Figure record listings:
%%
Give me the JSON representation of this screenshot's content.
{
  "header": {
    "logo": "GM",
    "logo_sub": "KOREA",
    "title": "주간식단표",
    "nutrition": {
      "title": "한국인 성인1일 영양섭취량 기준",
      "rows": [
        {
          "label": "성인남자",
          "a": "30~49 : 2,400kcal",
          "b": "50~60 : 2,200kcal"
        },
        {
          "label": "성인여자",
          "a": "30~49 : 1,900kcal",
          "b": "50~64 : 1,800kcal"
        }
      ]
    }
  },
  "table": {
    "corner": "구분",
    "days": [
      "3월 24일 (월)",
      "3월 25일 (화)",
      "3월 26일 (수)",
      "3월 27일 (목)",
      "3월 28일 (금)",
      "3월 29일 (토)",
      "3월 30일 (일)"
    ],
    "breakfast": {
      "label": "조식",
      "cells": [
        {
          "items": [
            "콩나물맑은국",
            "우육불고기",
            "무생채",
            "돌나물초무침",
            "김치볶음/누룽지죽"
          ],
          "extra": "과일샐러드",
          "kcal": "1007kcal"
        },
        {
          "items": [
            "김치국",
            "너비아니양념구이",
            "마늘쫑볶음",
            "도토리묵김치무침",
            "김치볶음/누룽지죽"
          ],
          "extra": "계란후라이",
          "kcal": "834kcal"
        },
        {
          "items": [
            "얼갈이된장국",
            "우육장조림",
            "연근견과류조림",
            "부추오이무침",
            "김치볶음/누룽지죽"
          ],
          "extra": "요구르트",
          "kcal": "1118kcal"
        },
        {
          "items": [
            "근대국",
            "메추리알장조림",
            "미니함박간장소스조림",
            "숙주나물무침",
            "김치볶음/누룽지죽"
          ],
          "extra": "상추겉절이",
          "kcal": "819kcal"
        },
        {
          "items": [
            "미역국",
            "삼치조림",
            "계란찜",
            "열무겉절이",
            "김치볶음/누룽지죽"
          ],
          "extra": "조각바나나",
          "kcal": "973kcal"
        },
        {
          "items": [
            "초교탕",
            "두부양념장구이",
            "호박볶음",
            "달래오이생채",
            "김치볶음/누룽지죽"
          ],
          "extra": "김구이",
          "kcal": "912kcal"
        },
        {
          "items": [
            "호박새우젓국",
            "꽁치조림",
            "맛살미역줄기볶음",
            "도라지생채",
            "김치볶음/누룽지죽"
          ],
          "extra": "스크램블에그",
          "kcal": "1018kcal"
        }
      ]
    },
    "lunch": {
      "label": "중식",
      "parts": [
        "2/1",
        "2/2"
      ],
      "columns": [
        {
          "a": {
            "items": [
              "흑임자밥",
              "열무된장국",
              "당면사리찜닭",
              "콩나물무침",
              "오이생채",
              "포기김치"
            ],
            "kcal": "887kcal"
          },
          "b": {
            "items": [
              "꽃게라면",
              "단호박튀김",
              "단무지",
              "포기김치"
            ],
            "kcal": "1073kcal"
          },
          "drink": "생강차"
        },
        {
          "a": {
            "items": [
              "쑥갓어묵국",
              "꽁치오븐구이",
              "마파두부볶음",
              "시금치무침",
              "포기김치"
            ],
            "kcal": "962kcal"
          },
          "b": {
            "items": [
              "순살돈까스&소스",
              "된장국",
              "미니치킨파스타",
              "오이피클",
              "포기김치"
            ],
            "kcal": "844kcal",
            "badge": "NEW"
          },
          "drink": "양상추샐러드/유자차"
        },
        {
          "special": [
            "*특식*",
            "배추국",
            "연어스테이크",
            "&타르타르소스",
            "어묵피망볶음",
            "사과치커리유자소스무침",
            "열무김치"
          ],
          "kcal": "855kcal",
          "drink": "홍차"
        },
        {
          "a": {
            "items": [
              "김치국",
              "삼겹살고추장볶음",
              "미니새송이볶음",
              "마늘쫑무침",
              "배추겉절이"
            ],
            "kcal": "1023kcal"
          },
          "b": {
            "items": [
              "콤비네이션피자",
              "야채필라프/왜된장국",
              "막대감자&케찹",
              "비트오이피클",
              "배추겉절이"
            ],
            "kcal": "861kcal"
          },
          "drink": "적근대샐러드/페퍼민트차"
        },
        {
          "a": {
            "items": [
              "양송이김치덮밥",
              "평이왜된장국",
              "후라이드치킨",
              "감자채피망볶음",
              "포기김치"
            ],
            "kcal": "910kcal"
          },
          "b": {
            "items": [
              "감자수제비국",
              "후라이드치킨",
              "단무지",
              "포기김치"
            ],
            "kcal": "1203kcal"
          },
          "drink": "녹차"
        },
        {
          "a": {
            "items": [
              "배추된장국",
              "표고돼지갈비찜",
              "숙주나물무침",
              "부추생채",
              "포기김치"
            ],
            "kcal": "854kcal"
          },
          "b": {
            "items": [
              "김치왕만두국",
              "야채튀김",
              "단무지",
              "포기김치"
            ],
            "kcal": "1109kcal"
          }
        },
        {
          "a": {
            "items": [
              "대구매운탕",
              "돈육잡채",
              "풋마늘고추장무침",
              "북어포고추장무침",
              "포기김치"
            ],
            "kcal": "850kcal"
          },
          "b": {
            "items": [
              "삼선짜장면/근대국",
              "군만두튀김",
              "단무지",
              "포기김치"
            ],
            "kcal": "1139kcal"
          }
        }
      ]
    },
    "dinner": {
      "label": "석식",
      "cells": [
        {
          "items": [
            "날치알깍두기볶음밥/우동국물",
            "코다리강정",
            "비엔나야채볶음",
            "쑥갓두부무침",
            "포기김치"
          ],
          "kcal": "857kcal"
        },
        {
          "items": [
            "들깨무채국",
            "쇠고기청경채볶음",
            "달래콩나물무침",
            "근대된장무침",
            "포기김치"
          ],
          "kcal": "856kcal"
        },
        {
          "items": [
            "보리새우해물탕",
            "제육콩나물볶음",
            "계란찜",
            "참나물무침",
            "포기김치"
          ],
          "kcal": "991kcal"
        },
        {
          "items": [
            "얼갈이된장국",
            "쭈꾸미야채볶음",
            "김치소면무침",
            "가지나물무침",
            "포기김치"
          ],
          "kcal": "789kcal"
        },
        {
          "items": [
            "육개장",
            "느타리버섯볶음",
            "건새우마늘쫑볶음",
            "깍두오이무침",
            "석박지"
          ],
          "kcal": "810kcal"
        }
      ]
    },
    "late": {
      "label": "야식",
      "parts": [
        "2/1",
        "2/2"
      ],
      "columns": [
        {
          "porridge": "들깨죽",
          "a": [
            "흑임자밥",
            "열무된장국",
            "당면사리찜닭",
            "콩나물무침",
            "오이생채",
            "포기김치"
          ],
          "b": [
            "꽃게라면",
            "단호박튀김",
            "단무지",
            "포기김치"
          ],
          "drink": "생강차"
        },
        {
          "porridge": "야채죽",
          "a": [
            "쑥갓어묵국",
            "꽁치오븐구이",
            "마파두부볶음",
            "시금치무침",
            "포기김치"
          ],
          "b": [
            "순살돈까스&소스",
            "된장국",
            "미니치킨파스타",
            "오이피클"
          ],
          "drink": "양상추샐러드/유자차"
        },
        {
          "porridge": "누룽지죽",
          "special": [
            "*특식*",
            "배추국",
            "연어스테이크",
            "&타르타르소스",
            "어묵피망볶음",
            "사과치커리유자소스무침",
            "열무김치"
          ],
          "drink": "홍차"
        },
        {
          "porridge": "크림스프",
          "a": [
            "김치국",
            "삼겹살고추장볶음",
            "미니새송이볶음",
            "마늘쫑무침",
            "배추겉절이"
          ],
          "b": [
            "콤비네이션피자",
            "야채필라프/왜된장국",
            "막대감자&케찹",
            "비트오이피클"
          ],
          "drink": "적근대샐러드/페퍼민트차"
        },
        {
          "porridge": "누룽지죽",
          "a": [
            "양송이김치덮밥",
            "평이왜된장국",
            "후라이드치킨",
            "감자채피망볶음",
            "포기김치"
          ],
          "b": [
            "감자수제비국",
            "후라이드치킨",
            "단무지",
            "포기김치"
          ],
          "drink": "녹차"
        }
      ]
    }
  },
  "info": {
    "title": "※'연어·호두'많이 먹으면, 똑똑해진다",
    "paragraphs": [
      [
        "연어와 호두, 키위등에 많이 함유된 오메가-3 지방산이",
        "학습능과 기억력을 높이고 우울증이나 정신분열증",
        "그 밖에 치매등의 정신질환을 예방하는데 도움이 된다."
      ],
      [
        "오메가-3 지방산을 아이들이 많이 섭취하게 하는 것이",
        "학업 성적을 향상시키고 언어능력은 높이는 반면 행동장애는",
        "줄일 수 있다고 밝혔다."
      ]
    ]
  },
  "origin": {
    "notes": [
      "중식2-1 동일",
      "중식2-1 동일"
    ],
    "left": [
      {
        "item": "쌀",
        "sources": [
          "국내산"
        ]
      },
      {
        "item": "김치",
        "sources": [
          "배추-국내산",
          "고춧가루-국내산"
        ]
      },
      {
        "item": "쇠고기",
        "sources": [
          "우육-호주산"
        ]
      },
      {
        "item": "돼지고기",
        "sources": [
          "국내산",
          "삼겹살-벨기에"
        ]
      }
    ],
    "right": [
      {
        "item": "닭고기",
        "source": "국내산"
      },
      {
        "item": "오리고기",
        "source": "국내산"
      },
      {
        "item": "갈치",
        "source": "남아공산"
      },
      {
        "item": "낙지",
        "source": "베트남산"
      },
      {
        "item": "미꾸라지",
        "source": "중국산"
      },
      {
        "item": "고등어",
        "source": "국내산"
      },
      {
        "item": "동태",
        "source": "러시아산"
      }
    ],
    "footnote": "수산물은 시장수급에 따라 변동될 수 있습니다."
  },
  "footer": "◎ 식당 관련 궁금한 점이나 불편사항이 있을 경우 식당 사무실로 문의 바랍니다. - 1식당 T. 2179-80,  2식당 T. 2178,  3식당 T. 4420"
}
%%
Given request: Copy every line of the records above that contains "extra".

Result of the task:
          "extra": "과일샐러드",
          "extra": "계란후라이",
          "extra": "요구르트",
          "extra": "상추겉절이",
          "extra": "조각바나나",
          "extra": "김구이",
          "extra": "스크램블에그",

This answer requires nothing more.